Listing
***

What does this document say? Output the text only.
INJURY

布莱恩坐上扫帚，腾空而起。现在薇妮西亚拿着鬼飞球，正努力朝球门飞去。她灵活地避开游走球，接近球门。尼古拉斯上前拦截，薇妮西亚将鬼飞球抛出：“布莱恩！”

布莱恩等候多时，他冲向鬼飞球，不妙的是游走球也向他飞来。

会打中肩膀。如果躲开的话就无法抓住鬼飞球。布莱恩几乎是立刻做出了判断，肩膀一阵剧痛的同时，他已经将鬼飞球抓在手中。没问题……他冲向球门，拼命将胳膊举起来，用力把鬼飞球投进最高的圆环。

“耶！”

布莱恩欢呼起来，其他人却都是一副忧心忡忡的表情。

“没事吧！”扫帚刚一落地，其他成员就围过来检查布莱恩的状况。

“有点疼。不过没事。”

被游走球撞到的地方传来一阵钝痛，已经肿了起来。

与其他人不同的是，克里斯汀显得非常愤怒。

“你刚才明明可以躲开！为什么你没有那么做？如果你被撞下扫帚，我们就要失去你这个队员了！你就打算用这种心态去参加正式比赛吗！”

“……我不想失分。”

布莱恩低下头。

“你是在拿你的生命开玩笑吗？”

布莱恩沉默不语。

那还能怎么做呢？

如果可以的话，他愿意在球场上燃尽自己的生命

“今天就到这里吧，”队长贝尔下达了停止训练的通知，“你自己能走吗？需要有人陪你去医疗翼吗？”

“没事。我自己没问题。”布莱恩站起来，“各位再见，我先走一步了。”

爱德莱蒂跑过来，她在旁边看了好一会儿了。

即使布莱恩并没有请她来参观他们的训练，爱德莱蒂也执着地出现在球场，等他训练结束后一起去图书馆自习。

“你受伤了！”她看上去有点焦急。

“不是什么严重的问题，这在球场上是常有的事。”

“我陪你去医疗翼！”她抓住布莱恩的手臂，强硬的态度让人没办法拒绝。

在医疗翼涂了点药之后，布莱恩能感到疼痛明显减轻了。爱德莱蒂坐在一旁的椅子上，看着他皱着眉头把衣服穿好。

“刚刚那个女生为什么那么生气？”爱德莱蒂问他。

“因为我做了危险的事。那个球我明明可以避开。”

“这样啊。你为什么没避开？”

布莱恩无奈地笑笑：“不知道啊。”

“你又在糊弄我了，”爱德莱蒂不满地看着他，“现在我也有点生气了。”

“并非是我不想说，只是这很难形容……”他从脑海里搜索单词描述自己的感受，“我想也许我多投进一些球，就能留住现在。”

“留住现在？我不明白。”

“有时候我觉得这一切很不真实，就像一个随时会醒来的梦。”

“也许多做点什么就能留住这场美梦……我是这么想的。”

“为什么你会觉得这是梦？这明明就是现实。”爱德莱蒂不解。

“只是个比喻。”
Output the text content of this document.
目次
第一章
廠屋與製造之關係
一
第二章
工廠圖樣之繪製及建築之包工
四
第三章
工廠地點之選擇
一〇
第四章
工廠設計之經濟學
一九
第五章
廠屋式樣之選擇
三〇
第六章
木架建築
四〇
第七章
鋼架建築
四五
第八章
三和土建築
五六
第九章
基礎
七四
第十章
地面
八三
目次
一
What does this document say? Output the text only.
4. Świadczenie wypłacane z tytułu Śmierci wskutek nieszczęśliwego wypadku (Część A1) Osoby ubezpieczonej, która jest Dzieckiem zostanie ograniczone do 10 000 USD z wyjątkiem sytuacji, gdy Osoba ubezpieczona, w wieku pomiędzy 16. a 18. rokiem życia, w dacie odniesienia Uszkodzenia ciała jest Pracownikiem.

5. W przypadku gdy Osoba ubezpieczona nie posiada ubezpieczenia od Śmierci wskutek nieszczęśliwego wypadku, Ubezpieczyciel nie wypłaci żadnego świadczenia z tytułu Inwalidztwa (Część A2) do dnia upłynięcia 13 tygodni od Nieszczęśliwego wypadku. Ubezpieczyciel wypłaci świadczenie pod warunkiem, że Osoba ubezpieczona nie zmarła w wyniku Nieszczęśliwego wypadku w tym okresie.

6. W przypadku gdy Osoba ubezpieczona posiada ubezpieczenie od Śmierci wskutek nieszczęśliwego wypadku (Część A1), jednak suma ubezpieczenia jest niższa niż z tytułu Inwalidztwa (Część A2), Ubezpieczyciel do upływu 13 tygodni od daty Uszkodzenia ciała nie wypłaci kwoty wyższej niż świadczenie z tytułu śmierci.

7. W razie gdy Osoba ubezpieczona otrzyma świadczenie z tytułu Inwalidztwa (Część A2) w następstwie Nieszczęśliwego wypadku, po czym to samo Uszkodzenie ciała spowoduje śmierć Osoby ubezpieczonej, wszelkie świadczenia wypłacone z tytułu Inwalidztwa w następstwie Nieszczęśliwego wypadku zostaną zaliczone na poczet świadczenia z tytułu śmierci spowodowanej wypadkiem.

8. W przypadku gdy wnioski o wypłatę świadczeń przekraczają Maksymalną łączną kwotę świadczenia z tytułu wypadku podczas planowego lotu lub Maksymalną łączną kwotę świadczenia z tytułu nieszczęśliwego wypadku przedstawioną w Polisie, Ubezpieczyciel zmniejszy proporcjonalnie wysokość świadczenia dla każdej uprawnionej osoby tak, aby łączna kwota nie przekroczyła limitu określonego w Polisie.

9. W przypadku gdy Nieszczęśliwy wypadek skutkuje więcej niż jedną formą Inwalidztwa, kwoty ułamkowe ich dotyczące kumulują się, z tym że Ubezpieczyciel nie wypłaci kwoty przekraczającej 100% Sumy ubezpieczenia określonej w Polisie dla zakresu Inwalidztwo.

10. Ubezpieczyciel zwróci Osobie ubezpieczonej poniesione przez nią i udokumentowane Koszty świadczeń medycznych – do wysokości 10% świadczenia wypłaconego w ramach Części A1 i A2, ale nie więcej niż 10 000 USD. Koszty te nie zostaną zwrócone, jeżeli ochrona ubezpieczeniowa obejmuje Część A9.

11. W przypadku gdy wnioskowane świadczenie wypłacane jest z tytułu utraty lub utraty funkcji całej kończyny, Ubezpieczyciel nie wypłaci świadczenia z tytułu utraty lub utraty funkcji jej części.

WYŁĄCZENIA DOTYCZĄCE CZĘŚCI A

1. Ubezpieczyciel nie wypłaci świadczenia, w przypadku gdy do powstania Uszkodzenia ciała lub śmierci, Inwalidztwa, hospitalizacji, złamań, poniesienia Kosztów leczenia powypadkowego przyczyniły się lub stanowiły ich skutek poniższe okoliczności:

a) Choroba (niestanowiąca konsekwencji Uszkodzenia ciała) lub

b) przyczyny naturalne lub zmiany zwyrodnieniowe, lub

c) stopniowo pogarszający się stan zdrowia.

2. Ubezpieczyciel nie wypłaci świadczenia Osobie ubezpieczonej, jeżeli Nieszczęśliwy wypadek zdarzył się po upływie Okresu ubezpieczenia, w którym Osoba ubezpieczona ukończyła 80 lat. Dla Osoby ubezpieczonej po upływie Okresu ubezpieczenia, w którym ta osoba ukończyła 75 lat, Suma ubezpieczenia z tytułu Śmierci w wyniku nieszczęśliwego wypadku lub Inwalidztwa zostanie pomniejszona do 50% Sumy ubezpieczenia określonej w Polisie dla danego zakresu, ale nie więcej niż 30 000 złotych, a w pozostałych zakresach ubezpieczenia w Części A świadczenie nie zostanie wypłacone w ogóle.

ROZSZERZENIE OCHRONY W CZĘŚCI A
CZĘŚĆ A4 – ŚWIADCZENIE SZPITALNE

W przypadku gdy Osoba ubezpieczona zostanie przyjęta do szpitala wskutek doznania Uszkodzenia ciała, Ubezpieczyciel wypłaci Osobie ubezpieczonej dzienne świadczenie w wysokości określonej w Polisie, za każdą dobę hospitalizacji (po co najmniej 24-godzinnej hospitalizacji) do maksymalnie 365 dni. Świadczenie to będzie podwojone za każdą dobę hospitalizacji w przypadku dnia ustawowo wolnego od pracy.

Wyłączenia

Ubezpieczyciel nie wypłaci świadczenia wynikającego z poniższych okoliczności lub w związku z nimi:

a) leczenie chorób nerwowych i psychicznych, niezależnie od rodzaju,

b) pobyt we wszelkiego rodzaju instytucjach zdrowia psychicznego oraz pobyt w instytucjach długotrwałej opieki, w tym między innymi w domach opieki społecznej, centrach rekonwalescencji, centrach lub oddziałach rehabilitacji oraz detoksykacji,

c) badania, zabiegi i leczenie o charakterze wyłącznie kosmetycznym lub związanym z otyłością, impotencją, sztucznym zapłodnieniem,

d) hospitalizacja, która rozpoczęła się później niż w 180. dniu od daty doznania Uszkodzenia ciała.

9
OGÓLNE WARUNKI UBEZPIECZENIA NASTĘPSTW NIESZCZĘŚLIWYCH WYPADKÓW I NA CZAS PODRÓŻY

***

The request
Using the listing, collect all lines in which the string "rodzaju" is found.

Worked solution
a) leczenie chorób nerwowych i psychicznych, niezależnie od rodzaju,
b) pobyt we wszelkiego rodzaju instytucjach zdrowia psychicznego oraz pobyt w instytucjach długotrwałej opieki, w tym między innymi w domach opieki społecznej, centrach rekonwalescencji, centrach lub oddziałach rehabilitacji oraz detoksykacji,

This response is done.